_WHAT IS REQUIRED_. Lines containing the string "сооружение" are to be counted; report only how many there are.
+++++
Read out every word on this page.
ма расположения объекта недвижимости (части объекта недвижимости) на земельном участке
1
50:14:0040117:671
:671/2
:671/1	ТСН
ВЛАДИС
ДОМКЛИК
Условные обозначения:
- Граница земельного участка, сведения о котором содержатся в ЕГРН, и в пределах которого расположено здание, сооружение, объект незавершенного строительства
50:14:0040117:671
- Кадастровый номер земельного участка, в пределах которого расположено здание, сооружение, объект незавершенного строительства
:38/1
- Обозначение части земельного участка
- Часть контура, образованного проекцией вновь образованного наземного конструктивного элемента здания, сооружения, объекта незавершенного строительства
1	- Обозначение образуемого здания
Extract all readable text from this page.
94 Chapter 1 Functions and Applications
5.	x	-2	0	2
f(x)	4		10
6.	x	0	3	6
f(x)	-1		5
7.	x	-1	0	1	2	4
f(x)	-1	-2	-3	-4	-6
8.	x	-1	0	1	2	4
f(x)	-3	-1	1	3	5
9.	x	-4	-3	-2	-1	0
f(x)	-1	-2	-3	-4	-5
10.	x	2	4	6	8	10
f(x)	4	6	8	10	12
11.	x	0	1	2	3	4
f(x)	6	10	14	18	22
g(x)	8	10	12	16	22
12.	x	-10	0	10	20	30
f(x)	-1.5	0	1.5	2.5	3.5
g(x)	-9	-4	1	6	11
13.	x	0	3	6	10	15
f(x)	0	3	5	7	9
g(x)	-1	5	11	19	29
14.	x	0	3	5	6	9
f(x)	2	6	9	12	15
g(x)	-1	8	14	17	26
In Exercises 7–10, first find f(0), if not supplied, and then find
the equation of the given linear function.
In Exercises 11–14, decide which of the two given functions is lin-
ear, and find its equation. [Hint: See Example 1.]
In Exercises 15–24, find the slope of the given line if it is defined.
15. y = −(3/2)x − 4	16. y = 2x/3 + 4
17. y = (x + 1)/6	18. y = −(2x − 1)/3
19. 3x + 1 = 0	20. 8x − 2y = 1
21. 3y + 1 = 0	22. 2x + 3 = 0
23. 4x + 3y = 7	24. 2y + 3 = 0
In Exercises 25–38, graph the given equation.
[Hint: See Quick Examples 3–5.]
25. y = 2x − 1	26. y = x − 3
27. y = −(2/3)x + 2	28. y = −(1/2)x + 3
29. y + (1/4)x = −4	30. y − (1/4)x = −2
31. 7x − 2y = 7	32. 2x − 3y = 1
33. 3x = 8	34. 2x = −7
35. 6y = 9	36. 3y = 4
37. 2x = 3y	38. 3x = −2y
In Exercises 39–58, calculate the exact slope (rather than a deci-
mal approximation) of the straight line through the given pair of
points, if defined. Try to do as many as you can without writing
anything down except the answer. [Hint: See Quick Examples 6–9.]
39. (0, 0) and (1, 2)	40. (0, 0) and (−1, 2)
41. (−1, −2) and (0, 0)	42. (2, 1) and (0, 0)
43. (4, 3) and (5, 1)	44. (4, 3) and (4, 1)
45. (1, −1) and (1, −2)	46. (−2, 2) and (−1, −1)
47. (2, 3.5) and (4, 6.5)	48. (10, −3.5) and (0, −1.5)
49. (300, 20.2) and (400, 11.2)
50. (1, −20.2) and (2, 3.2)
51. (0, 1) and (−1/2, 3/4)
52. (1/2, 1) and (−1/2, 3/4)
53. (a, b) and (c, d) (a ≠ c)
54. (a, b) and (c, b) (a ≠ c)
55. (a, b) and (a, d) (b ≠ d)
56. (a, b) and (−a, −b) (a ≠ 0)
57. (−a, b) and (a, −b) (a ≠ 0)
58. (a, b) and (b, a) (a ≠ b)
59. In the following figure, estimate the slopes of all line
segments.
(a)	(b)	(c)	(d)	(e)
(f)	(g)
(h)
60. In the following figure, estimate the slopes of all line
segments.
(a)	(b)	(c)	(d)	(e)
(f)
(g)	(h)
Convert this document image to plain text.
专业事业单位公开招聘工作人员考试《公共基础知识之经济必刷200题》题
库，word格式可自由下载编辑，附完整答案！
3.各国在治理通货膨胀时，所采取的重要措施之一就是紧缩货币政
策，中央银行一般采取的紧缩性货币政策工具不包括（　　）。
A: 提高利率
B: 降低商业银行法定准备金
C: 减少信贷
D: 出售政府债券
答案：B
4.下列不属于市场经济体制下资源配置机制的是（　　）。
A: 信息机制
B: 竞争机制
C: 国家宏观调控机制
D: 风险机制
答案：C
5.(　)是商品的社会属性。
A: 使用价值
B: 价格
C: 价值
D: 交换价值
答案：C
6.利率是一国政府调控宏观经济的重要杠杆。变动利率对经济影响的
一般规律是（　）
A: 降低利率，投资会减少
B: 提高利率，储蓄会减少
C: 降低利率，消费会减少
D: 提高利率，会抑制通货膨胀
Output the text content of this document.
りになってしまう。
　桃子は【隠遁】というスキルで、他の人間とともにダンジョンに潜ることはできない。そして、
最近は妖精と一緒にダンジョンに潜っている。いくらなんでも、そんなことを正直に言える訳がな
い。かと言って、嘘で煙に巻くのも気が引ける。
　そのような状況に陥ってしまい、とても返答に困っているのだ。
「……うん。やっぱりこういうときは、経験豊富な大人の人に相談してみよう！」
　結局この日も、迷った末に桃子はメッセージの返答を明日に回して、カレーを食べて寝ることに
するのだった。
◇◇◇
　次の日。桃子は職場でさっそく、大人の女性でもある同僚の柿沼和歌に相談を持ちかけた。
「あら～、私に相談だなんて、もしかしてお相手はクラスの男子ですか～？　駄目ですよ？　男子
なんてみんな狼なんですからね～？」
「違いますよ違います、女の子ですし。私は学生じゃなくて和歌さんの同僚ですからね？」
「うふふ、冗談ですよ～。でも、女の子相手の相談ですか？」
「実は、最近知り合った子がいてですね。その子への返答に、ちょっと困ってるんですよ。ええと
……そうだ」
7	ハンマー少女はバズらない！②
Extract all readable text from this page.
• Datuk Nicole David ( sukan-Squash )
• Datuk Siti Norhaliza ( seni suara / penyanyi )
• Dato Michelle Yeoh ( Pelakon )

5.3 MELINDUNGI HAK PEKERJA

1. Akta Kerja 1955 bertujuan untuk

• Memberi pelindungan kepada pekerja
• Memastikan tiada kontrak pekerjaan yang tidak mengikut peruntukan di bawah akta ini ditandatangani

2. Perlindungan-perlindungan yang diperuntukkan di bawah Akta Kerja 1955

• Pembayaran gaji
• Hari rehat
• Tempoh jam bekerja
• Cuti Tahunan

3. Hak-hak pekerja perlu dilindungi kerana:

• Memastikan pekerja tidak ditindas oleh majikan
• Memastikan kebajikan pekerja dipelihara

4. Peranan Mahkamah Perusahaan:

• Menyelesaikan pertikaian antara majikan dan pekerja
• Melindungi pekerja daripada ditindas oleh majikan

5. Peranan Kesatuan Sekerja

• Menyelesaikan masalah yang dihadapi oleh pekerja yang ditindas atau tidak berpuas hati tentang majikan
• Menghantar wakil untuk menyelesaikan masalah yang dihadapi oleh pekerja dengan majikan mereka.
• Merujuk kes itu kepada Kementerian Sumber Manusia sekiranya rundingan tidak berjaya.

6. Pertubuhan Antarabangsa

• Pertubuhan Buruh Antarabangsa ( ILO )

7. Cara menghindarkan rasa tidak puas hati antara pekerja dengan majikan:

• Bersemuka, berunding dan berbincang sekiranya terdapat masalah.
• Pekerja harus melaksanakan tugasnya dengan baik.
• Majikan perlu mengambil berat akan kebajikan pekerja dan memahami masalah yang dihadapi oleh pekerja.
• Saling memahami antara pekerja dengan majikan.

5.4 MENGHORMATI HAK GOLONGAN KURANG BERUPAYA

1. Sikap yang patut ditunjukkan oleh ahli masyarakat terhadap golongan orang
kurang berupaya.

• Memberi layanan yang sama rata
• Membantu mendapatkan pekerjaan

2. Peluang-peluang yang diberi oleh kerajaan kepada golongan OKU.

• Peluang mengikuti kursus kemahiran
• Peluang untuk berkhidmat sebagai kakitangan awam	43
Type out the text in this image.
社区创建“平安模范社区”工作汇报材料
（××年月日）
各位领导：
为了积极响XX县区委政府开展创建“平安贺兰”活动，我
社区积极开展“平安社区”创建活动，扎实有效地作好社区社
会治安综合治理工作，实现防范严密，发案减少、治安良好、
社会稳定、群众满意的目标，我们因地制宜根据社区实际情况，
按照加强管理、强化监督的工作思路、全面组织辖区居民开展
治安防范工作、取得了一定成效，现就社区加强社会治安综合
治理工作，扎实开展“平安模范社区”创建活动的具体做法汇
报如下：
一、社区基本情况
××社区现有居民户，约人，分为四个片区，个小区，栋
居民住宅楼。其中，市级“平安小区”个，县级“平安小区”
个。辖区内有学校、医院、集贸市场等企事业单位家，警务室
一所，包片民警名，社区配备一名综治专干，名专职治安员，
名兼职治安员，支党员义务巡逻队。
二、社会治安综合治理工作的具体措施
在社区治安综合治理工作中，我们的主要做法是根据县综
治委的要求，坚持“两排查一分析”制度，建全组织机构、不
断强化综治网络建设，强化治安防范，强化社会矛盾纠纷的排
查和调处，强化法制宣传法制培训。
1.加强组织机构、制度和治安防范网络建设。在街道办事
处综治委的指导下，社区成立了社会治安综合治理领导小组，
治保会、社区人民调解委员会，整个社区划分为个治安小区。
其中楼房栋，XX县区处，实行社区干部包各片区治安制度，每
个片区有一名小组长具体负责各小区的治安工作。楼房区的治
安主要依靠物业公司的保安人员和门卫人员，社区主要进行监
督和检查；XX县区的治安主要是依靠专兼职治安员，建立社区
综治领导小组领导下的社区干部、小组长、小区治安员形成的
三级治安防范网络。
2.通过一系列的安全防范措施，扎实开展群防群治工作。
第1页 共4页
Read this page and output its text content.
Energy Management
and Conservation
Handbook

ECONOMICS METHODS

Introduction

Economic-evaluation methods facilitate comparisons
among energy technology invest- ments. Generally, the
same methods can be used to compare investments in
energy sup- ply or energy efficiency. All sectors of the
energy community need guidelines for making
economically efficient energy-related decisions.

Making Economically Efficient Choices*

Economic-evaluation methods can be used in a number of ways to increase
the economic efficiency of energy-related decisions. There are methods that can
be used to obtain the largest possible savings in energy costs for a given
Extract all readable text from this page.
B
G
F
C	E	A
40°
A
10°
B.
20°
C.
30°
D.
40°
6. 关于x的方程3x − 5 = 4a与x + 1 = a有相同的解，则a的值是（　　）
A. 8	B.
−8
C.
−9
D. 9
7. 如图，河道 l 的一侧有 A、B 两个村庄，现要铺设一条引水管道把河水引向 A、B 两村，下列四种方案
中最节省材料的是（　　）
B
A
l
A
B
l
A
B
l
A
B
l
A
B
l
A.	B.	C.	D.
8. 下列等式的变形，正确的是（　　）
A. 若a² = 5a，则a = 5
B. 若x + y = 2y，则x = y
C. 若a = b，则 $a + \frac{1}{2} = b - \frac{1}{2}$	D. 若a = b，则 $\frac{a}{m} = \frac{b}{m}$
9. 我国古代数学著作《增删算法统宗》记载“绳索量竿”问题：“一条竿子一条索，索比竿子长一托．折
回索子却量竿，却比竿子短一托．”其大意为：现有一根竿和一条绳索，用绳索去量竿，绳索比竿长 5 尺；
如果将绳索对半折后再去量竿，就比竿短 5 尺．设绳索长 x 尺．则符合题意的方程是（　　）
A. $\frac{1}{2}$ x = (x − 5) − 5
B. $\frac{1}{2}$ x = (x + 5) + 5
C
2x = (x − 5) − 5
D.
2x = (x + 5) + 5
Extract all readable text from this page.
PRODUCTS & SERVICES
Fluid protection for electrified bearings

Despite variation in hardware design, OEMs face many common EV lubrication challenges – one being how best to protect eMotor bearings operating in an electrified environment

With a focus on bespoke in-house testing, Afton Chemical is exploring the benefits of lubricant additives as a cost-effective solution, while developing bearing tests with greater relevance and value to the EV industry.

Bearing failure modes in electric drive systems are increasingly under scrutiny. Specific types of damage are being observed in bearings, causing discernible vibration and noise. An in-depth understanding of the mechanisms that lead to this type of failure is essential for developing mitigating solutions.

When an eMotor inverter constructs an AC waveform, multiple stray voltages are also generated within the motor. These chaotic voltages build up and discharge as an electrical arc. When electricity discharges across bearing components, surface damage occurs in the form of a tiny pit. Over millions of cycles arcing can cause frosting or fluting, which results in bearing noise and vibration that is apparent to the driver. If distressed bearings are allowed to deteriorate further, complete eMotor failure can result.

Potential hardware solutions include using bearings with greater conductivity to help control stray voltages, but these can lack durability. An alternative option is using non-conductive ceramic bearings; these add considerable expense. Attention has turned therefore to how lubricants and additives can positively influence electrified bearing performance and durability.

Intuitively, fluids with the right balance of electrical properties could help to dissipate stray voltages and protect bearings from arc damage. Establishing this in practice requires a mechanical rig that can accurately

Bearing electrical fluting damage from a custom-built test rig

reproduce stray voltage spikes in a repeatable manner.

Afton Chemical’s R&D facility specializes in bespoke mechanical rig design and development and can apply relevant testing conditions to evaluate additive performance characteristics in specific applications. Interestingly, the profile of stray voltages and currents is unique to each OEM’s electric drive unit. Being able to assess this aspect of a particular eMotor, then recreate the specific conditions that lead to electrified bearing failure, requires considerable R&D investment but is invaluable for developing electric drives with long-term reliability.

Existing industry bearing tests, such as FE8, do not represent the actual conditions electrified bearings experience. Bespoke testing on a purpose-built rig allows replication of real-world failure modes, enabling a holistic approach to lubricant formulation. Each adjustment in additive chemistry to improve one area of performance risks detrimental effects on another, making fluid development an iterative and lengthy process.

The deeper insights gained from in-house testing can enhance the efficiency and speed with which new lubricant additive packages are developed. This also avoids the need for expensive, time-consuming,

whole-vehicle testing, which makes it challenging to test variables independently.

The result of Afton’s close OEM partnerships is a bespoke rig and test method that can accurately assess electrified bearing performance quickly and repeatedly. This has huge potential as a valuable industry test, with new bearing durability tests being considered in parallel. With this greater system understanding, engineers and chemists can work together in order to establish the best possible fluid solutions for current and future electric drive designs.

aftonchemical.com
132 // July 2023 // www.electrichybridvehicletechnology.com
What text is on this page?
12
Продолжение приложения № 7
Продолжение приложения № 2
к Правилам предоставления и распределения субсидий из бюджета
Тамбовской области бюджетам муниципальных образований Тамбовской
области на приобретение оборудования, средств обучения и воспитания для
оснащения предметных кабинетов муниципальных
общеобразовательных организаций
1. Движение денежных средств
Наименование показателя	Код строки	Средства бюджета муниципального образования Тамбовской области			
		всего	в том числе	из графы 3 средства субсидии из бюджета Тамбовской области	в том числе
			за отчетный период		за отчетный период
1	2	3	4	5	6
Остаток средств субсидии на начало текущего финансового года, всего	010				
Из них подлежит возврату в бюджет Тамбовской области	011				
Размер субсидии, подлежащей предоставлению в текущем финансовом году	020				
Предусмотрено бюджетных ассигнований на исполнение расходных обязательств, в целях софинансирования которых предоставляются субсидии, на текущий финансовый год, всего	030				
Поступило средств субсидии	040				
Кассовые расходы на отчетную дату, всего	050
+++++
_FINAL ANSWER_. 2